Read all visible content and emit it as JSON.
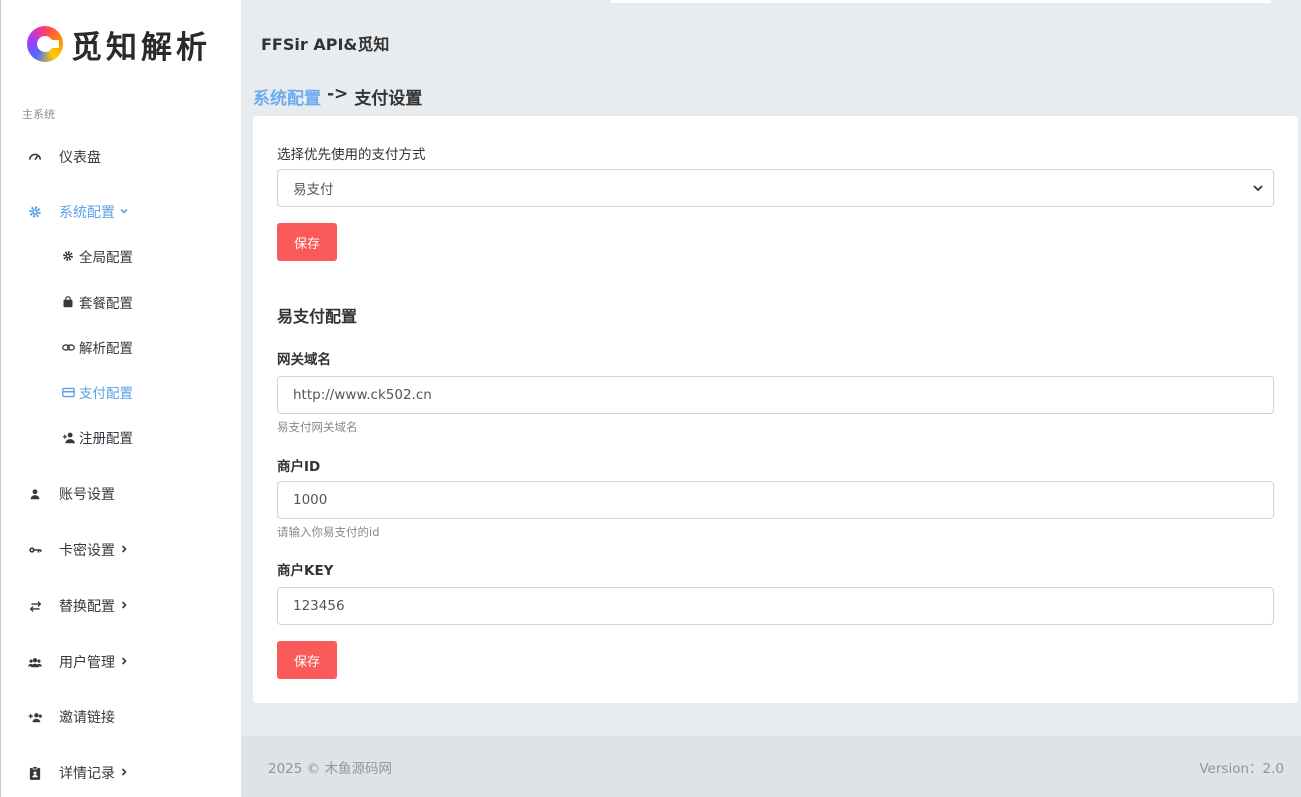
{
  "brand": {
    "logo_text": "觅知解析"
  },
  "header": {
    "app_title": "FFSir API&觅知"
  },
  "sidebar": {
    "section_label": "主系统",
    "items": [
      {
        "label": "仪表盘",
        "icon": "gauge-icon"
      },
      {
        "label": "系统配置",
        "icon": "gear-icon",
        "active": true,
        "expanded": true
      },
      {
        "label": "账号设置",
        "icon": "user-icon"
      },
      {
        "label": "卡密设置",
        "icon": "key-icon"
      },
      {
        "label": "替换配置",
        "icon": "swap-icon"
      },
      {
        "label": "用户管理",
        "icon": "users-icon"
      },
      {
        "label": "邀请链接",
        "icon": "user-plus-icon"
      },
      {
        "label": "详情记录",
        "icon": "clipboard-icon"
      }
    ],
    "sub_items": [
      {
        "label": "全局配置",
        "icon": "cog-icon"
      },
      {
        "label": "套餐配置",
        "icon": "bag-icon"
      },
      {
        "label": "解析配置",
        "icon": "link-icon"
      },
      {
        "label": "支付配置",
        "icon": "card-icon",
        "active": true
      },
      {
        "label": "注册配置",
        "icon": "user-add-icon"
      }
    ]
  },
  "breadcrumb": {
    "parent": "系统配置",
    "separator": "->",
    "current": "支付设置"
  },
  "form": {
    "payment_method_label": "选择优先使用的支付方式",
    "payment_method_value": "易支付",
    "save_label": "保存",
    "epay_section_title": "易支付配置",
    "gateway_label": "网关域名",
    "gateway_value": "http://www.ck502.cn",
    "gateway_hint": "易支付网关域名",
    "merchant_id_label": "商户ID",
    "merchant_id_value": "1000",
    "merchant_id_hint": "请输入你易支付的id",
    "merchant_key_label": "商户KEY",
    "merchant_key_value": "123456",
    "save_label_2": "保存"
  },
  "footer": {
    "copyright": "2025 © 木鱼源码网",
    "version": "Version：2.0"
  },
  "colors": {
    "accent": "#5aa2e8",
    "button": "#fa5a5a"
  }
}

_AIM_
Pull every line containing the word "true" out of the material and copy it.

_PROBLEM SOLUTION_
        "active": true,
        "expanded": true
        "active": true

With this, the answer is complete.